Search the records that follow and extract every line containing the string "correlation".

Rows from a figure dataset:
** Begin **

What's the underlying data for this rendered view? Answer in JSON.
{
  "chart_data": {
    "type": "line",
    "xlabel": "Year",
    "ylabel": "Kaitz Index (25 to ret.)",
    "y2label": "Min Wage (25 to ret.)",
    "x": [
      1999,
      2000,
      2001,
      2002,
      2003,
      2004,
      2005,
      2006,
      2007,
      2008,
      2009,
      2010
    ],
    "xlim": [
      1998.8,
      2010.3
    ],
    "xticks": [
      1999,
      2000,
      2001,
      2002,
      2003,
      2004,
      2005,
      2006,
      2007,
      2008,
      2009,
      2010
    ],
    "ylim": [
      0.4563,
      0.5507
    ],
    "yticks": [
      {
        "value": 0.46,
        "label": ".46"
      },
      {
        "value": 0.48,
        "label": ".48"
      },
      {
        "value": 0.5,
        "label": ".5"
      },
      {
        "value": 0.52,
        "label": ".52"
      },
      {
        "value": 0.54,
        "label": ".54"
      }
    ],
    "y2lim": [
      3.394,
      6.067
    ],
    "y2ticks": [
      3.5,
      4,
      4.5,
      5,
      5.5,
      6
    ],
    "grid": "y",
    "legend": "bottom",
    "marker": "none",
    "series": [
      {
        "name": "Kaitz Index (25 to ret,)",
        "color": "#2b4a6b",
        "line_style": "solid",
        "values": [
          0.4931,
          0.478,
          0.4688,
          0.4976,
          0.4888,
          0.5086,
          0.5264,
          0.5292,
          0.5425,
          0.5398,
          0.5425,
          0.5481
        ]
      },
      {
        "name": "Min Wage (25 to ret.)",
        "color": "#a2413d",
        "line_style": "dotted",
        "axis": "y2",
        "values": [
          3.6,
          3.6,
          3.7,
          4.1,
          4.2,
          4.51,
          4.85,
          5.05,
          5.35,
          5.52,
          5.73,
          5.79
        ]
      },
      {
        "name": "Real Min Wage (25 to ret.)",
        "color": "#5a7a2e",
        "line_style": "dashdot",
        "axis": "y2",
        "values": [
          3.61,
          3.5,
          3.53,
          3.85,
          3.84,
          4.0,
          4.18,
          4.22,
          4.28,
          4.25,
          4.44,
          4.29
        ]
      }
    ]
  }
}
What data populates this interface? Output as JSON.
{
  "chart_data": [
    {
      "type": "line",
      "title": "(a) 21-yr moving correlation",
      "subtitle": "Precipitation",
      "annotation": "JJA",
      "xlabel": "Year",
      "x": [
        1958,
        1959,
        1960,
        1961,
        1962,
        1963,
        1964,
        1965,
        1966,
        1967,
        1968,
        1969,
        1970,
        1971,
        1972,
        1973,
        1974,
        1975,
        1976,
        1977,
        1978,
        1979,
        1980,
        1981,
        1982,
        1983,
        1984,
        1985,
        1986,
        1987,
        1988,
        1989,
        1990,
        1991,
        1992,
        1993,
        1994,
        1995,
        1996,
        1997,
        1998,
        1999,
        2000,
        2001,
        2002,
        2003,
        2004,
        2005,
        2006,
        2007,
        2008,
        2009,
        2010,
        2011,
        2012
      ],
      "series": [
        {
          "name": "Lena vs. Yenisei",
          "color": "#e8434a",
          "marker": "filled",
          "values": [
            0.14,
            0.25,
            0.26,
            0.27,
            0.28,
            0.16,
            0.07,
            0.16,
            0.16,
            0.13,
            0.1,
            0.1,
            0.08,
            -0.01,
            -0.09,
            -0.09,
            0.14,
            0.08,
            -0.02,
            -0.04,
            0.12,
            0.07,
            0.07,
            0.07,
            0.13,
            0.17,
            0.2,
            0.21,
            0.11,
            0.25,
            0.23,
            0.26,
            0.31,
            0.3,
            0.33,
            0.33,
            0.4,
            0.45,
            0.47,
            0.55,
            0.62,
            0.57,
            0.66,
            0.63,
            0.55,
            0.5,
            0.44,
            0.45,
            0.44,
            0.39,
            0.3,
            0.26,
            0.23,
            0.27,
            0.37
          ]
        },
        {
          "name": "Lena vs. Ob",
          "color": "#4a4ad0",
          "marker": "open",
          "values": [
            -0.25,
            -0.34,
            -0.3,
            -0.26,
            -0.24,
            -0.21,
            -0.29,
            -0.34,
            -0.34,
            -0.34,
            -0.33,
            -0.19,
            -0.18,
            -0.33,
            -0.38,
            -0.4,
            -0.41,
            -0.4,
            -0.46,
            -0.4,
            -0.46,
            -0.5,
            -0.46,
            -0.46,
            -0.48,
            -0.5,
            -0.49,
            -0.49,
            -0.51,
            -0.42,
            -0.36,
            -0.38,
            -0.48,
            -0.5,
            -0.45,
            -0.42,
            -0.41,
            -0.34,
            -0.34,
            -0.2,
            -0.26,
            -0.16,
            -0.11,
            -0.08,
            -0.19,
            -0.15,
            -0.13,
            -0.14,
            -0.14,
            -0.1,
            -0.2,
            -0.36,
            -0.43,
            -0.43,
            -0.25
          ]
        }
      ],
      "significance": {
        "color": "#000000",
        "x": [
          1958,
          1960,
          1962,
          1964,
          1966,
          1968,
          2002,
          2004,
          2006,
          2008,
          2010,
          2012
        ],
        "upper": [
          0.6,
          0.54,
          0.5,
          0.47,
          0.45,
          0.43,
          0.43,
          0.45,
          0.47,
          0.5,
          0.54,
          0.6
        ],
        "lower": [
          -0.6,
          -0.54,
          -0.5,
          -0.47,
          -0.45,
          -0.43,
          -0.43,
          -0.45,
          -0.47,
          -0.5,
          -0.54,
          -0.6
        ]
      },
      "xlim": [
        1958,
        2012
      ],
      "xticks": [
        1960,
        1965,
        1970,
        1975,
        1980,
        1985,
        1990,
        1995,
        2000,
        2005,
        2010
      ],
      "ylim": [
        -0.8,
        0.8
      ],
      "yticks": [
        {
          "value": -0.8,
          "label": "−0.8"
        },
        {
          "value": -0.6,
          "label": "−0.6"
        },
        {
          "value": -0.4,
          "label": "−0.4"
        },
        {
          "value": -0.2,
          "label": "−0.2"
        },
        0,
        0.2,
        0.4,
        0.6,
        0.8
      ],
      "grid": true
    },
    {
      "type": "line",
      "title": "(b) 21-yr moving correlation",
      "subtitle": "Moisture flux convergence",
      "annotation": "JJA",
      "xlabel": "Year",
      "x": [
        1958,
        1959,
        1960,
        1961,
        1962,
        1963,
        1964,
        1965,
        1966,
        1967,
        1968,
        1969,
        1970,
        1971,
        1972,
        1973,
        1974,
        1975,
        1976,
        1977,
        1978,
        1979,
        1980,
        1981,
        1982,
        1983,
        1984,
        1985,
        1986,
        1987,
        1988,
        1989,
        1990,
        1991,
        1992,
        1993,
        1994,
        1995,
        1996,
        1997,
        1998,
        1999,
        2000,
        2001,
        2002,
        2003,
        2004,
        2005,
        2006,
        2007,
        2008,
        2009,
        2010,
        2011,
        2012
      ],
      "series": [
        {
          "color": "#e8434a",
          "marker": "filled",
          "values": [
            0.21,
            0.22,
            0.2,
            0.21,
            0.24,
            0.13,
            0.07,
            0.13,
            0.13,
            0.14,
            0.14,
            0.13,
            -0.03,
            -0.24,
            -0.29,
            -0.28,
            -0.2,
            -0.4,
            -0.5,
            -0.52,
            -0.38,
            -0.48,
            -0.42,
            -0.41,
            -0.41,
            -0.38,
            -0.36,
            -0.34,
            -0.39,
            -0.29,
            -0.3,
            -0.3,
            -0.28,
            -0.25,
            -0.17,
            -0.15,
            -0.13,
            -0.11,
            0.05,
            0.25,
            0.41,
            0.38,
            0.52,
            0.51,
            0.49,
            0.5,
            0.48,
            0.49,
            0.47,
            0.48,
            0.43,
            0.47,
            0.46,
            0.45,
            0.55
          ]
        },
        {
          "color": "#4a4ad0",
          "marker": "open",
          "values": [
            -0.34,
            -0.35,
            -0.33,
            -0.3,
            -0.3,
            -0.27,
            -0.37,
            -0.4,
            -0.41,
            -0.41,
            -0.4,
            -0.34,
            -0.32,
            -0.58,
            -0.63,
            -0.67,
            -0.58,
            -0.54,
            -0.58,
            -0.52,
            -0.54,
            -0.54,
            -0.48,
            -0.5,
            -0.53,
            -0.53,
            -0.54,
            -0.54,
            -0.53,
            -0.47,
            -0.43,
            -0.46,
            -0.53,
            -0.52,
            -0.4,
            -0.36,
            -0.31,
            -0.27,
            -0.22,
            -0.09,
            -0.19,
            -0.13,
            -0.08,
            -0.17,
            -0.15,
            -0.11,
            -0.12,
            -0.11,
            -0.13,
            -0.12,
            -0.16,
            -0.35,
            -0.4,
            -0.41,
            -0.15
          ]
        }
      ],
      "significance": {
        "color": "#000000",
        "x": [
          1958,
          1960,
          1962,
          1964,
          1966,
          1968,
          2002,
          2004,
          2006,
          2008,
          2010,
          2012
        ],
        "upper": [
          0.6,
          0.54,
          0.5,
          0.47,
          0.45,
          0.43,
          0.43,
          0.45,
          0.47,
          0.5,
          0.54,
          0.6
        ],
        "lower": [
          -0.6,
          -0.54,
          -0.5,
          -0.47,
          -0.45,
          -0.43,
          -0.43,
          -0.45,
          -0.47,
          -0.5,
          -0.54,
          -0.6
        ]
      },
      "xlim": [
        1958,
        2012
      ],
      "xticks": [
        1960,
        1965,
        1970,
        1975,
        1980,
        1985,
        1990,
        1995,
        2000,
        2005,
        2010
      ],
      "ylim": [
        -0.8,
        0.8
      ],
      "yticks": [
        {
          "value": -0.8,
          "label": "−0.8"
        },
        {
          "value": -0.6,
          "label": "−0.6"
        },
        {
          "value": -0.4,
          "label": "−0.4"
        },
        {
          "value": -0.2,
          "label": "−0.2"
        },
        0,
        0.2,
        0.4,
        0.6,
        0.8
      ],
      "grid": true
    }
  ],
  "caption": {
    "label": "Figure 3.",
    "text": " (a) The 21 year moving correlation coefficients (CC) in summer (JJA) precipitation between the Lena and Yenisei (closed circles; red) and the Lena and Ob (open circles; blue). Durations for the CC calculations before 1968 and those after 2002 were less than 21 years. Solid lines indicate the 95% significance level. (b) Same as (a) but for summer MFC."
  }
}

** End **

• [Correct output]
      "title": "(a) 21-yr moving correlation",
      "title": "(b) 21-yr moving correlation",
    "text": " (a) The 21 year moving correlation coefficients (CC) in summer (JJA) precipitation between the Lena and Yenisei (closed circles; red) and the Lena and Ob (open circles; blue). Durations for the CC calculations before 1968 and those after 2002 were less than 21 years. Solid lines indicate the 95% significance level. (b) Same as (a) but for summer MFC."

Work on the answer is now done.